§ **WHAT TO DO**: Transcribe the material in full. Nothing should differ except that the pictures are left out.
## start DATA SHOWN
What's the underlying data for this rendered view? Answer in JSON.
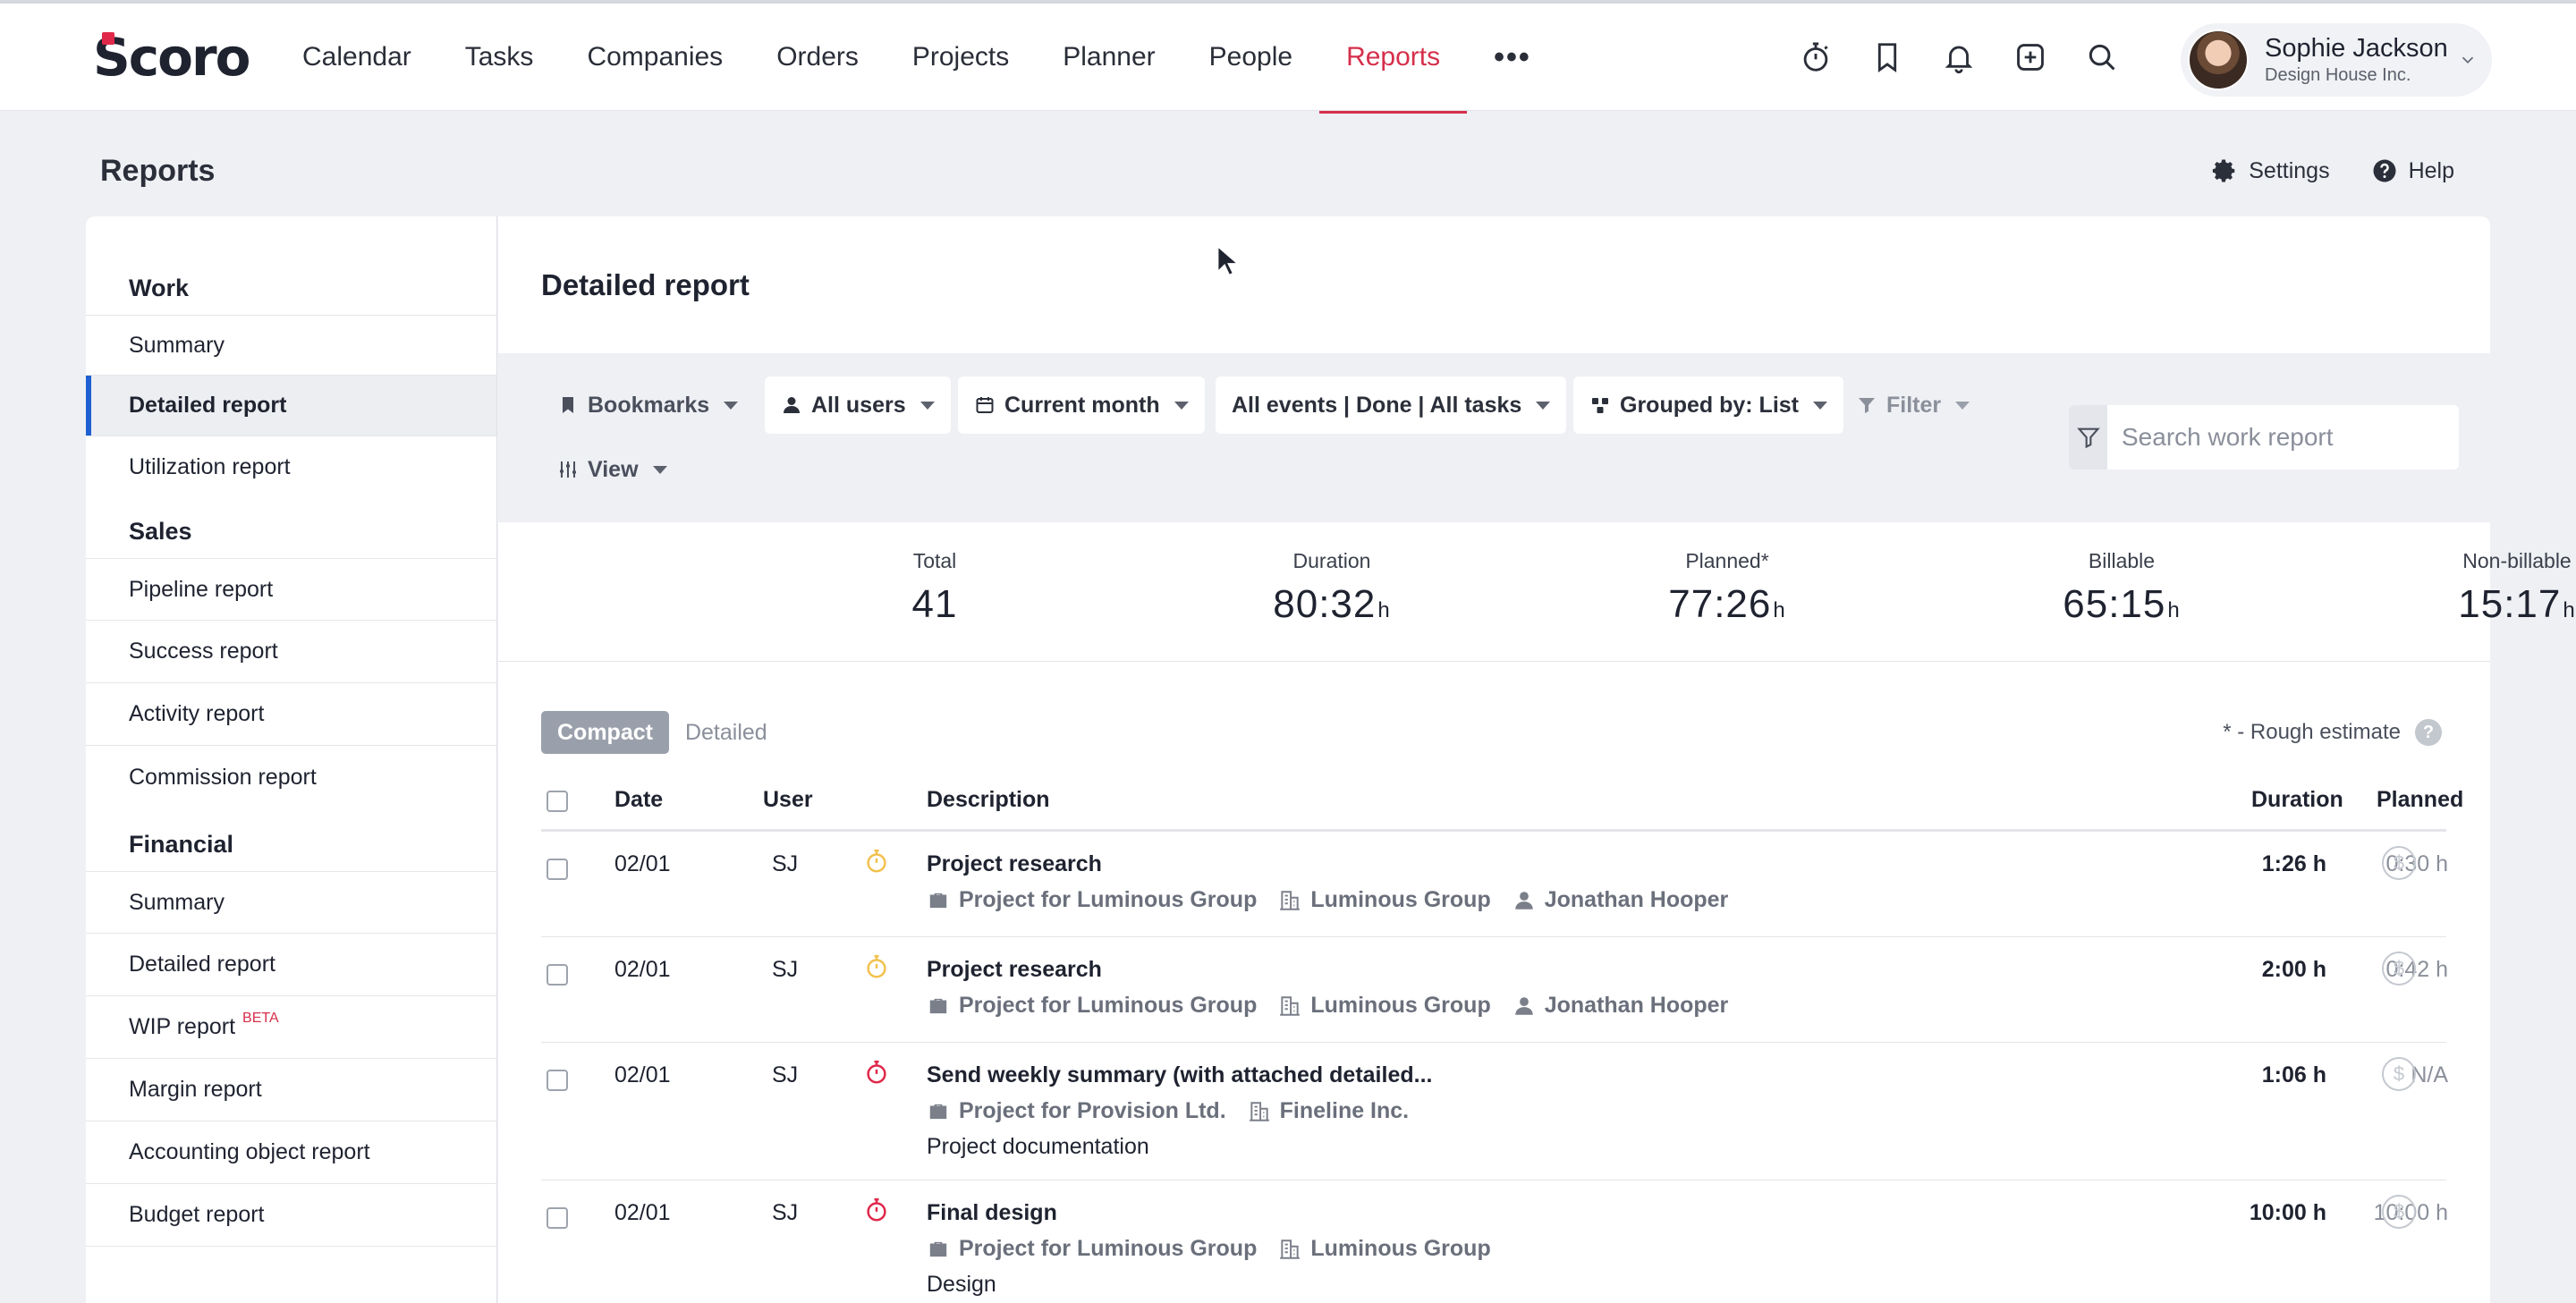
{
  "app": {
    "logo_text": "Scoro",
    "nav": [
      "Calendar",
      "Tasks",
      "Companies",
      "Orders",
      "Projects",
      "Planner",
      "People",
      "Reports"
    ],
    "nav_active": "Reports",
    "nav_more": "•••",
    "icons": [
      "stopwatch-icon",
      "bookmark-icon",
      "bell-icon",
      "add-icon",
      "search-icon"
    ],
    "user": {
      "name": "Sophie Jackson",
      "company": "Design House Inc."
    }
  },
  "page": {
    "title": "Reports",
    "settings_label": "Settings",
    "help_label": "Help"
  },
  "sidebar": {
    "groups": [
      {
        "label": "Work",
        "items": [
          "Summary",
          "Detailed report",
          "Utilization report"
        ]
      },
      {
        "label": "Sales",
        "items": [
          "Pipeline report",
          "Success report",
          "Activity report",
          "Commission report"
        ]
      },
      {
        "label": "Financial",
        "items": [
          "Summary",
          "Detailed report",
          "WIP report",
          "Margin report",
          "Accounting object report",
          "Budget report"
        ]
      }
    ],
    "active_item": "Detailed report",
    "wip_badge": "BETA"
  },
  "report": {
    "title": "Detailed report",
    "toolbar": {
      "bookmarks": "Bookmarks",
      "users": "All users",
      "period": "Current month",
      "events": "All events | Done | All tasks",
      "grouped": "Grouped by: List",
      "filter": "Filter",
      "view": "View",
      "search_placeholder": "Search work report"
    },
    "stats": [
      {
        "label": "Total",
        "value": "41",
        "unit": ""
      },
      {
        "label": "Duration",
        "value": "80:32",
        "unit": "h"
      },
      {
        "label": "Planned*",
        "value": "77:26",
        "unit": "h"
      },
      {
        "label": "Billable",
        "value": "65:15",
        "unit": "h"
      },
      {
        "label": "Non-billable",
        "value": "15:17",
        "unit": "h"
      }
    ],
    "view_modes": [
      "Compact",
      "Detailed"
    ],
    "view_active": "Compact",
    "rough_estimate": "* - Rough estimate",
    "columns": {
      "date": "Date",
      "user": "User",
      "description": "Description",
      "duration": "Duration",
      "planned": "Planned"
    },
    "rows": [
      {
        "date": "02/01",
        "user": "SJ",
        "timer_color": "#f2c14e",
        "title": "Project research",
        "project": "Project for Luminous Group",
        "company": "Luminous Group",
        "person": "Jonathan Hooper",
        "extra": "",
        "duration": "1:26 h",
        "planned": "0:30 h"
      },
      {
        "date": "02/01",
        "user": "SJ",
        "timer_color": "#f2c14e",
        "title": "Project research",
        "project": "Project for Luminous Group",
        "company": "Luminous Group",
        "person": "Jonathan Hooper",
        "extra": "",
        "duration": "2:00 h",
        "planned": "0:42 h"
      },
      {
        "date": "02/01",
        "user": "SJ",
        "timer_color": "#e0284a",
        "title": "Send weekly summary (with attached detailed...",
        "project": "Project for Provision Ltd.",
        "company": "Fineline Inc.",
        "person": "",
        "extra": "Project documentation",
        "duration": "1:06 h",
        "planned": "N/A"
      },
      {
        "date": "02/01",
        "user": "SJ",
        "timer_color": "#e0284a",
        "title": "Final design",
        "project": "Project for Luminous Group",
        "company": "Luminous Group",
        "person": "",
        "extra": "Design",
        "duration": "10:00 h",
        "planned": "10:00 h"
      }
    ],
    "billing_symbol": "$",
    "help_symbol": "?"
  },
  "colors": {
    "accent": "#d62f4b",
    "active_bar": "#1f5fd1",
    "background": "#eef0f4"
  }
}
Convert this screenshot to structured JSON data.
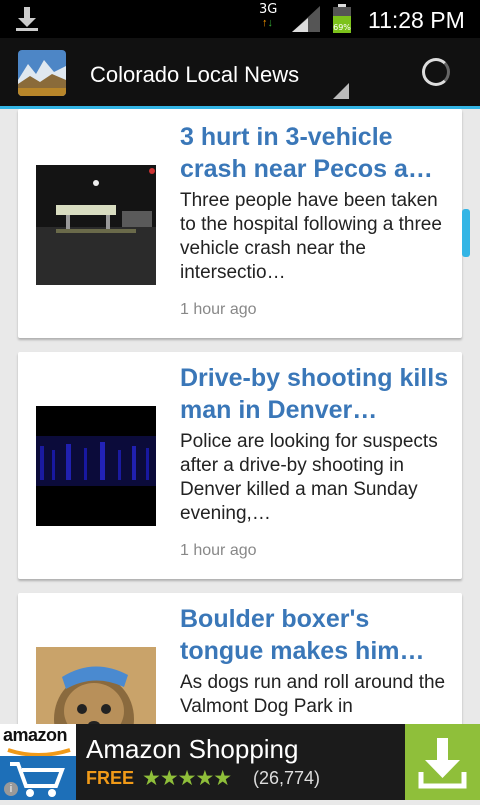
{
  "status_bar": {
    "network": "3G",
    "battery": "69%",
    "time": "11:28 PM"
  },
  "action_bar": {
    "title": "Colorado Local News"
  },
  "articles": [
    {
      "headline": "3 hurt in 3-vehicle crash near Pecos a…",
      "summary": "Three people have been taken to the hospital following a three vehicle crash near the intersectio…",
      "age": "1 hour ago"
    },
    {
      "headline": "Drive-by shooting kills man in Denver…",
      "summary": "Police are looking for suspects after a drive-by shooting in Denver killed a man Sunday evening,…",
      "age": "1 hour ago"
    },
    {
      "headline": "Boulder boxer's tongue makes him…",
      "summary": "As dogs run and roll around the Valmont Dog Park in"
    }
  ],
  "ad": {
    "brand": "amazon",
    "title": "Amazon Shopping",
    "price": "FREE",
    "stars": "★★★★★",
    "rating": 4.5,
    "review_count": "(26,774)"
  },
  "colors": {
    "accent": "#33b5e5",
    "headline": "#3a77b8",
    "ad_green": "#8fbf3a",
    "ad_orange": "#f19a18"
  }
}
## end DATA SHOWN
§ **COMPLETED EXERCISE**:
What's the underlying data for this rendered view? Answer in JSON.
{
  "app": {
    "logo_text": "Scoro",
    "nav": [
      "Calendar",
      "Tasks",
      "Companies",
      "Orders",
      "Projects",
      "Planner",
      "People",
      "Reports"
    ],
    "nav_active": "Reports",
    "nav_more": "•••",
    "icons": [
      "stopwatch-icon",
      "bookmark-icon",
      "bell-icon",
      "add-icon",
      "search-icon"
    ],
    "user": {
      "name": "Sophie Jackson",
      "company": "Design House Inc."
    }
  },
  "page": {
    "title": "Reports",
    "settings_label": "Settings",
    "help_label": "Help"
  },
  "sidebar": {
    "groups": [
      {
        "label": "Work",
        "items": [
          "Summary",
          "Detailed report",
          "Utilization report"
        ]
      },
      {
        "label": "Sales",
        "items": [
          "Pipeline report",
          "Success report",
          "Activity report",
          "Commission report"
        ]
      },
      {
        "label": "Financial",
        "items": [
          "Summary",
          "Detailed report",
          "WIP report",
          "Margin report",
          "Accounting object report",
          "Budget report"
        ]
      }
    ],
    "active_item": "Detailed report",
    "wip_badge": "BETA"
  },
  "report": {
    "title": "Detailed report",
    "toolbar": {
      "bookmarks": "Bookmarks",
      "users": "All users",
      "period": "Current month",
      "events": "All events | Done | All tasks",
      "grouped": "Grouped by: List",
      "filter": "Filter",
      "view": "View",
      "search_placeholder": "Search work report"
    },
    "stats": [
      {
        "label": "Total",
        "value": "41",
        "unit": ""
      },
      {
        "label": "Duration",
        "value": "80:32",
        "unit": "h"
      },
      {
        "label": "Planned*",
        "value": "77:26",
        "unit": "h"
      },
      {
        "label": "Billable",
        "value": "65:15",
        "unit": "h"
      },
      {
        "label": "Non-billable",
        "value": "15:17",
        "unit": "h"
      }
    ],
    "view_modes": [
      "Compact",
      "Detailed"
    ],
    "view_active": "Compact",
    "rough_estimate": "* - Rough estimate",
    "columns": {
      "date": "Date",
      "user": "User",
      "description": "Description",
      "duration": "Duration",
      "planned": "Planned"
    },
    "rows": [
      {
        "date": "02/01",
        "user": "SJ",
        "timer_color": "#f2c14e",
        "title": "Project research",
        "project": "Project for Luminous Group",
        "company": "Luminous Group",
        "person": "Jonathan Hooper",
        "extra": "",
        "duration": "1:26 h",
        "planned": "0:30 h"
      },
      {
        "date": "02/01",
        "user": "SJ",
        "timer_color": "#f2c14e",
        "title": "Project research",
        "project": "Project for Luminous Group",
        "company": "Luminous Group",
        "person": "Jonathan Hooper",
        "extra": "",
        "duration": "2:00 h",
        "planned": "0:42 h"
      },
      {
        "date": "02/01",
        "user": "SJ",
        "timer_color": "#e0284a",
        "title": "Send weekly summary (with attached detailed...",
        "project": "Project for Provision Ltd.",
        "company": "Fineline Inc.",
        "person": "",
        "extra": "Project documentation",
        "duration": "1:06 h",
        "planned": "N/A"
      },
      {
        "date": "02/01",
        "user": "SJ",
        "timer_color": "#e0284a",
        "title": "Final design",
        "project": "Project for Luminous Group",
        "company": "Luminous Group",
        "person": "",
        "extra": "Design",
        "duration": "10:00 h",
        "planned": "10:00 h"
      }
    ],
    "billing_symbol": "$",
    "help_symbol": "?"
  },
  "colors": {
    "accent": "#d62f4b",
    "active_bar": "#1f5fd1",
    "background": "#eef0f4"
  }
}
Convert this screenshot to structured JSON data.
{
  "status_bar": {
    "network": "3G",
    "battery": "69%",
    "time": "11:28 PM"
  },
  "action_bar": {
    "title": "Colorado Local News"
  },
  "articles": [
    {
      "headline": "3 hurt in 3-vehicle crash near Pecos a…",
      "summary": "Three people have been taken to the hospital following a three vehicle crash near the intersectio…",
      "age": "1 hour ago"
    },
    {
      "headline": "Drive-by shooting kills man in Denver…",
      "summary": "Police are looking for suspects after a drive-by shooting in Denver killed a man Sunday evening,…",
      "age": "1 hour ago"
    },
    {
      "headline": "Boulder boxer's tongue makes him…",
      "summary": "As dogs run and roll around the Valmont Dog Park in"
    }
  ],
  "ad": {
    "brand": "amazon",
    "title": "Amazon Shopping",
    "price": "FREE",
    "stars": "★★★★★",
    "rating": 4.5,
    "review_count": "(26,774)"
  },
  "colors": {
    "accent": "#33b5e5",
    "headline": "#3a77b8",
    "ad_green": "#8fbf3a",
    "ad_orange": "#f19a18"
  }
}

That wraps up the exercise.